> **WRITTEN REQUEST**
Copy the data precisely, character for character, and leave out every picture.

> **DATA TO USE**

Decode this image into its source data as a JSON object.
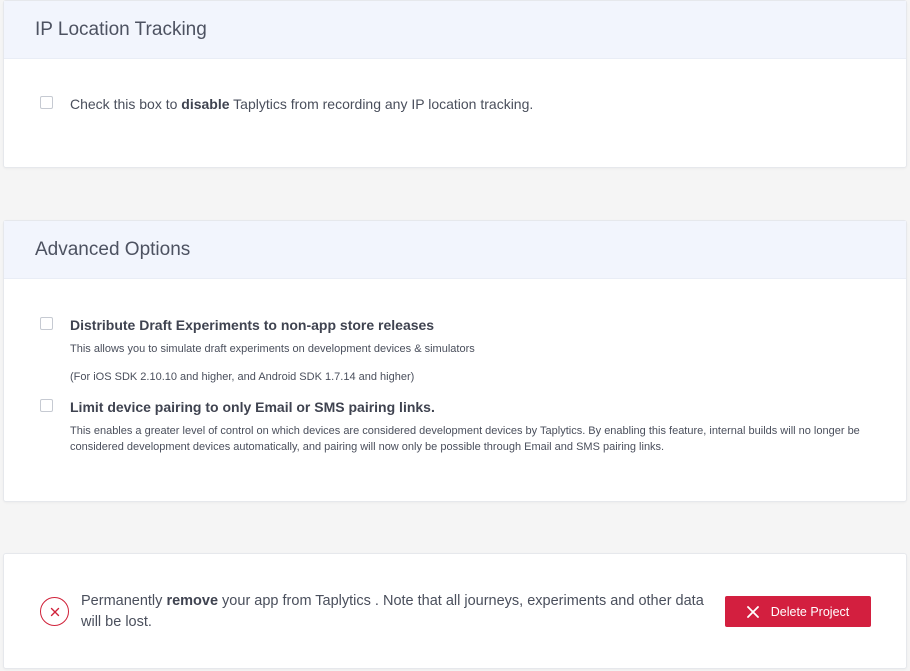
{
  "ip_tracking": {
    "title": "IP Location Tracking",
    "text_before": "Check this box to ",
    "text_bold": "disable",
    "text_after": " Taplytics from recording any IP location tracking.",
    "checked": false
  },
  "advanced": {
    "title": "Advanced Options",
    "options": [
      {
        "title": "Distribute Draft Experiments to non-app store releases",
        "description": "This allows you to simulate draft experiments on development devices & simulators",
        "note": "(For iOS SDK 2.10.10 and higher, and Android SDK 1.7.14 and higher)",
        "checked": false
      },
      {
        "title": "Limit device pairing to only Email or SMS pairing links.",
        "description": "This enables a greater level of control on which devices are considered development devices by Taplytics. By enabling this feature, internal builds will no longer be considered development devices automatically, and pairing will now only be possible through Email and SMS pairing links.",
        "checked": false
      }
    ]
  },
  "danger": {
    "text_before": "Permanently ",
    "text_bold": "remove",
    "text_after": " your app from Taplytics . Note that all journeys, experiments and other data will be lost.",
    "button_label": "Delete Project",
    "accent_color": "#d31f3f"
  }
}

> **EXERCISE ANSWER**
Decode this image into its source data as a JSON object.
{
  "ip_tracking": {
    "title": "IP Location Tracking",
    "text_before": "Check this box to ",
    "text_bold": "disable",
    "text_after": " Taplytics from recording any IP location tracking.",
    "checked": false
  },
  "advanced": {
    "title": "Advanced Options",
    "options": [
      {
        "title": "Distribute Draft Experiments to non-app store releases",
        "description": "This allows you to simulate draft experiments on development devices & simulators",
        "note": "(For iOS SDK 2.10.10 and higher, and Android SDK 1.7.14 and higher)",
        "checked": false
      },
      {
        "title": "Limit device pairing to only Email or SMS pairing links.",
        "description": "This enables a greater level of control on which devices are considered development devices by Taplytics. By enabling this feature, internal builds will no longer be considered development devices automatically, and pairing will now only be possible through Email and SMS pairing links.",
        "checked": false
      }
    ]
  },
  "danger": {
    "text_before": "Permanently ",
    "text_bold": "remove",
    "text_after": " your app from Taplytics . Note that all journeys, experiments and other data will be lost.",
    "button_label": "Delete Project",
    "accent_color": "#d31f3f"
  }
}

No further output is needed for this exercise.